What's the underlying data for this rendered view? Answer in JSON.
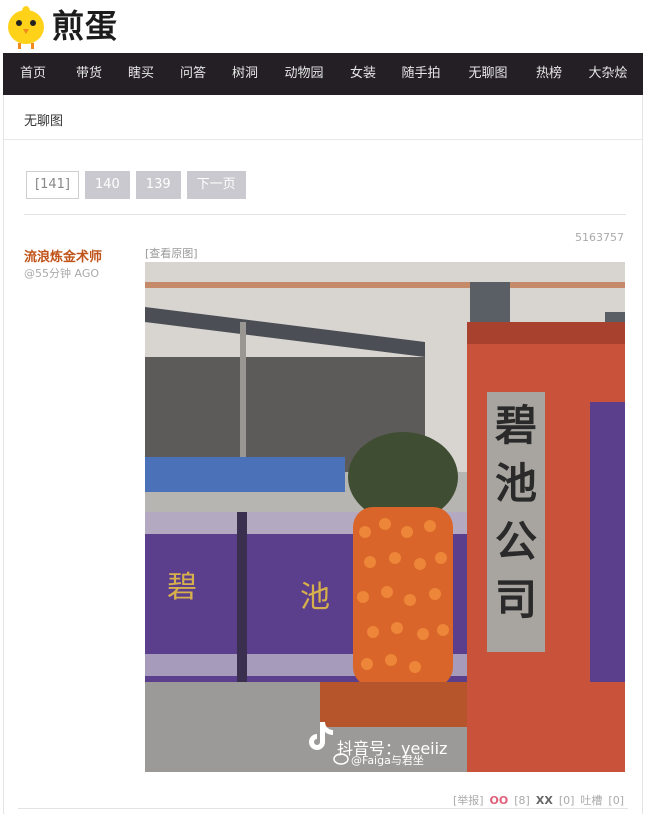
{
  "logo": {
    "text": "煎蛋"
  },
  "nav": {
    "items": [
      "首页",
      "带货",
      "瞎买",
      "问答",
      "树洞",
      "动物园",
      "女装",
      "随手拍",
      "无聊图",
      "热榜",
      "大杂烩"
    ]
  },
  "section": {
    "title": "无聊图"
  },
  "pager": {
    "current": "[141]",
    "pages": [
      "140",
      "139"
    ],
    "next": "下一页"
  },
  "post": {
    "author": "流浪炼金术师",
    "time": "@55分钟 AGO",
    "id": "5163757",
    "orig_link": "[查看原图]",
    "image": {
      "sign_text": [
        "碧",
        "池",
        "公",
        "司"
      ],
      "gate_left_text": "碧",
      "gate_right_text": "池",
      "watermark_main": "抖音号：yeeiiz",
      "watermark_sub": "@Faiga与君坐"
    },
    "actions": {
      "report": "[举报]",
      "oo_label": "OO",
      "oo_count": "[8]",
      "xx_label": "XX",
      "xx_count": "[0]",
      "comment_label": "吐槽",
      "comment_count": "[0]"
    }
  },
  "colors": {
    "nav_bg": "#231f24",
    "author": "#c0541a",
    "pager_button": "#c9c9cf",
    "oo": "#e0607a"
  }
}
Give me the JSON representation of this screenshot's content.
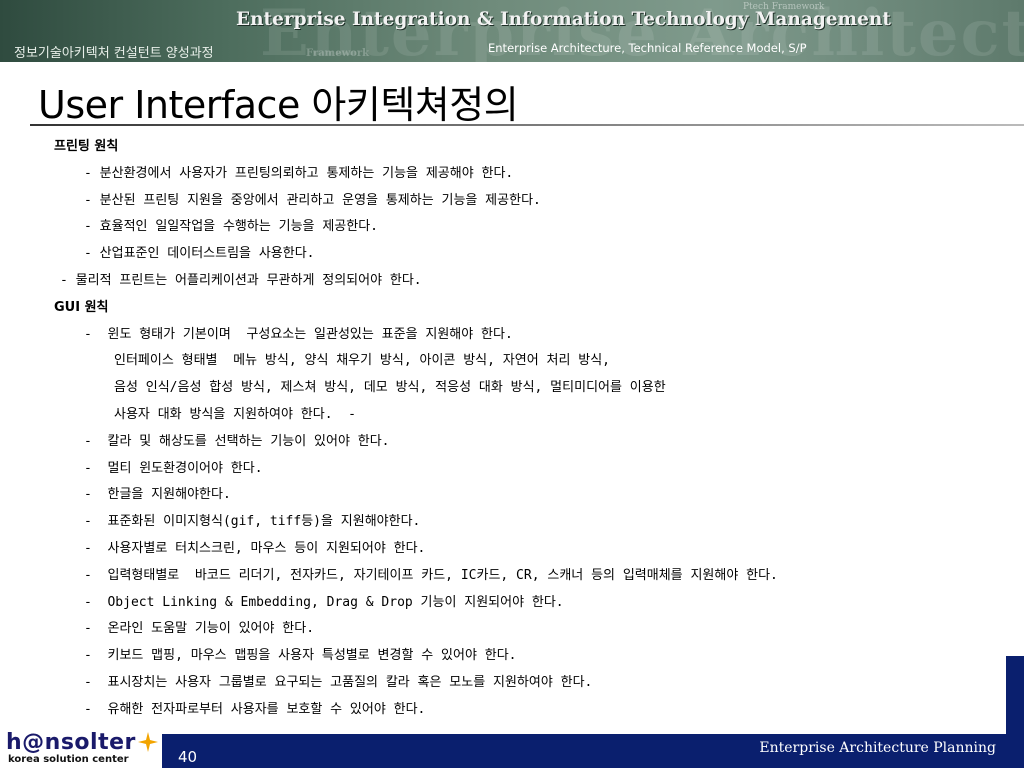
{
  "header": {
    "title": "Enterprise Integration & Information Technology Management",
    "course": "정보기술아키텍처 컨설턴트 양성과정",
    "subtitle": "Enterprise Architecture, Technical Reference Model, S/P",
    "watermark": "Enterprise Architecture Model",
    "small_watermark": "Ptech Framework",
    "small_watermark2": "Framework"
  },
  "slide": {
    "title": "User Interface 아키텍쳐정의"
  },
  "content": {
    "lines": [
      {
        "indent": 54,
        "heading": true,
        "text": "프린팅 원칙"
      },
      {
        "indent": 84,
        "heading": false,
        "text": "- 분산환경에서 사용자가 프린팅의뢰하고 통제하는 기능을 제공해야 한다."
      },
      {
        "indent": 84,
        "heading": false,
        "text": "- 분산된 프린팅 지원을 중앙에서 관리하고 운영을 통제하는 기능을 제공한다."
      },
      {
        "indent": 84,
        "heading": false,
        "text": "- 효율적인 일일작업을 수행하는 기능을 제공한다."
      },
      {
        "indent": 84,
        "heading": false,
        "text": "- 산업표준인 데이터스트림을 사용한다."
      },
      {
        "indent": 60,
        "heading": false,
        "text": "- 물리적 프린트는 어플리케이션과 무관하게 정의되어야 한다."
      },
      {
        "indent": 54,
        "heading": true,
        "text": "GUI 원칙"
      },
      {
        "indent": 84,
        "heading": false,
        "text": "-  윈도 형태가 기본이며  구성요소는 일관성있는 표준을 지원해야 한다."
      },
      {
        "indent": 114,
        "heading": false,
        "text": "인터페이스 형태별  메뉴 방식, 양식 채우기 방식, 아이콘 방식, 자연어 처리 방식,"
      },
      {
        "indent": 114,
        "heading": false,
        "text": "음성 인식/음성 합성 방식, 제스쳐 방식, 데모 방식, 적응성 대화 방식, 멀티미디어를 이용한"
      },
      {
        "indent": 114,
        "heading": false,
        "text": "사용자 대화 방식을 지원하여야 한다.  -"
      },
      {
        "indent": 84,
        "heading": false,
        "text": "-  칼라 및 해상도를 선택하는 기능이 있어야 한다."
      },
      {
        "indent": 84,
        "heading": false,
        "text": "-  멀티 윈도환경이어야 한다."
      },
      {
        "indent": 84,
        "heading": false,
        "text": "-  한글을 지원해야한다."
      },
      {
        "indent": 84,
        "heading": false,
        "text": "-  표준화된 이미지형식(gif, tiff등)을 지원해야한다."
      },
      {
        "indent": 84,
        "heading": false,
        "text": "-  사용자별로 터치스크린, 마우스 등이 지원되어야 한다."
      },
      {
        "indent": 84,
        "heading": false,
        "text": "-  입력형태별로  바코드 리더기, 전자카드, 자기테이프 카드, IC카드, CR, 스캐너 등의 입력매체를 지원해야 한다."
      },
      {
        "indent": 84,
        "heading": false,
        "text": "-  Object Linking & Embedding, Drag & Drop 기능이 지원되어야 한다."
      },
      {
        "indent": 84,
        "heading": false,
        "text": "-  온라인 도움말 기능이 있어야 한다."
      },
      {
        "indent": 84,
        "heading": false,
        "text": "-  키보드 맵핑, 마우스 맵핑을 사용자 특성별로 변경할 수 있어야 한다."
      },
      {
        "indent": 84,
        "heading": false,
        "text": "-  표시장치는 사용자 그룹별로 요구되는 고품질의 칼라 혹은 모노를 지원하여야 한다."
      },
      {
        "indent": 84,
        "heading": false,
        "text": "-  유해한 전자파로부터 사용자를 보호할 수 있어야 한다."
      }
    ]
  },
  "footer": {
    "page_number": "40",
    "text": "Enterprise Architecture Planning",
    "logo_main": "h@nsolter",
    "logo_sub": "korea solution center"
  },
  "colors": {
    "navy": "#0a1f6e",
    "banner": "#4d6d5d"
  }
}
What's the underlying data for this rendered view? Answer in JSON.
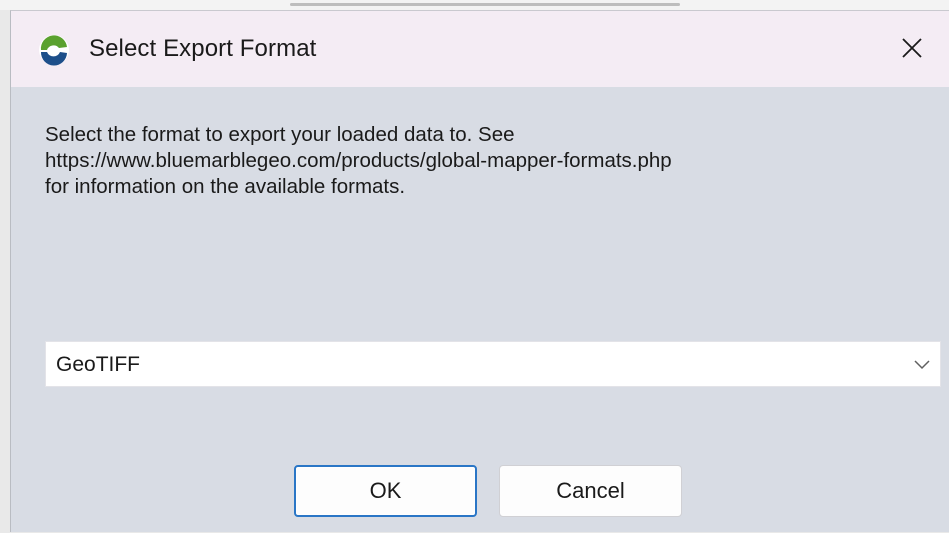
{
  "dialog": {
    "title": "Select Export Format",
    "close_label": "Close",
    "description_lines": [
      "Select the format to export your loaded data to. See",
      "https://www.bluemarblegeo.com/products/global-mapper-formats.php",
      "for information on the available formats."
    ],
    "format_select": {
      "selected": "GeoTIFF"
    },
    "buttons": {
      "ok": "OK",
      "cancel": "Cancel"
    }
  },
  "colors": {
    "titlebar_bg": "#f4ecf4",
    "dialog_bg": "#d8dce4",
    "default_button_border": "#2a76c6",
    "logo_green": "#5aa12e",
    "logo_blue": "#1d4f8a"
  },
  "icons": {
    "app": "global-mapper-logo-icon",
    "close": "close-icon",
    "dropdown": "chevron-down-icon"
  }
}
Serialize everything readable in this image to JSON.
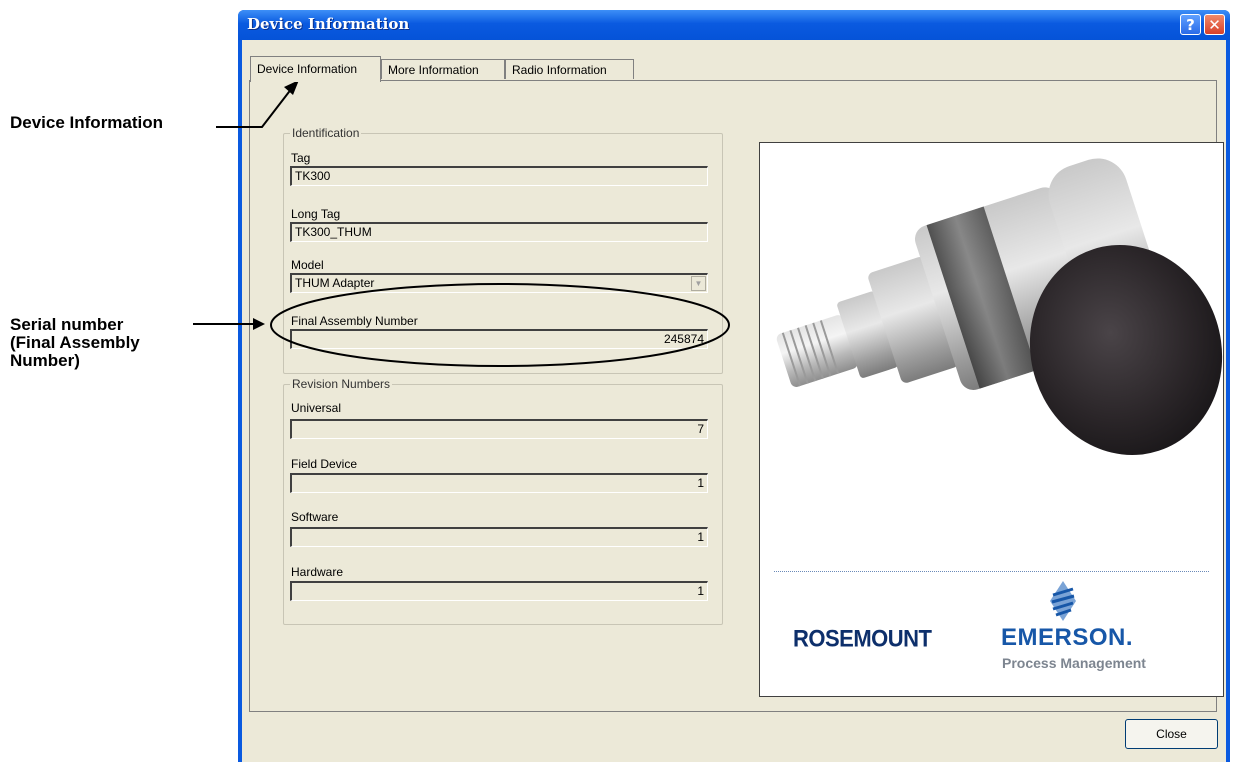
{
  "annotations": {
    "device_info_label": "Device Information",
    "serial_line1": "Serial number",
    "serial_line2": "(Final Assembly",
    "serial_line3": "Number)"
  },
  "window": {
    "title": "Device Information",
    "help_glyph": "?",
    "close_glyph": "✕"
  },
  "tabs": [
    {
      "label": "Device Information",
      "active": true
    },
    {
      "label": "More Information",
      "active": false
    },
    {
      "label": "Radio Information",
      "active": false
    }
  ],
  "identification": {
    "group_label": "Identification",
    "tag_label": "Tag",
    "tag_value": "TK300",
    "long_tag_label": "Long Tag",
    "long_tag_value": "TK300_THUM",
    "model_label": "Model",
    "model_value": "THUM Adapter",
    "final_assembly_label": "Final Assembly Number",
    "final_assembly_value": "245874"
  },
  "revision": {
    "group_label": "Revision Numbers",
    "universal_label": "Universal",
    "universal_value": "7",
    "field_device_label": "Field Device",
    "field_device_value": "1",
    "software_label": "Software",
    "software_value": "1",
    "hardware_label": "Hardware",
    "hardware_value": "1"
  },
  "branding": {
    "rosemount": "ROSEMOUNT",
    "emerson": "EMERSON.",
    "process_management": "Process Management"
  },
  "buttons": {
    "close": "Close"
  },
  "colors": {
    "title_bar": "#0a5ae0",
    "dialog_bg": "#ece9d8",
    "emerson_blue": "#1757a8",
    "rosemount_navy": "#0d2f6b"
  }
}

★ ★ ★ ★ ★ ★ ★

From the entries above, copy each line holding "this".

What's the underlying data for this rendered view? Answer in JSON.
Give me the JSON representation of this screenshot's content.
What's the underlying data for this rendered view? Answer in JSON.
Serialize everything readable in this image to JSON.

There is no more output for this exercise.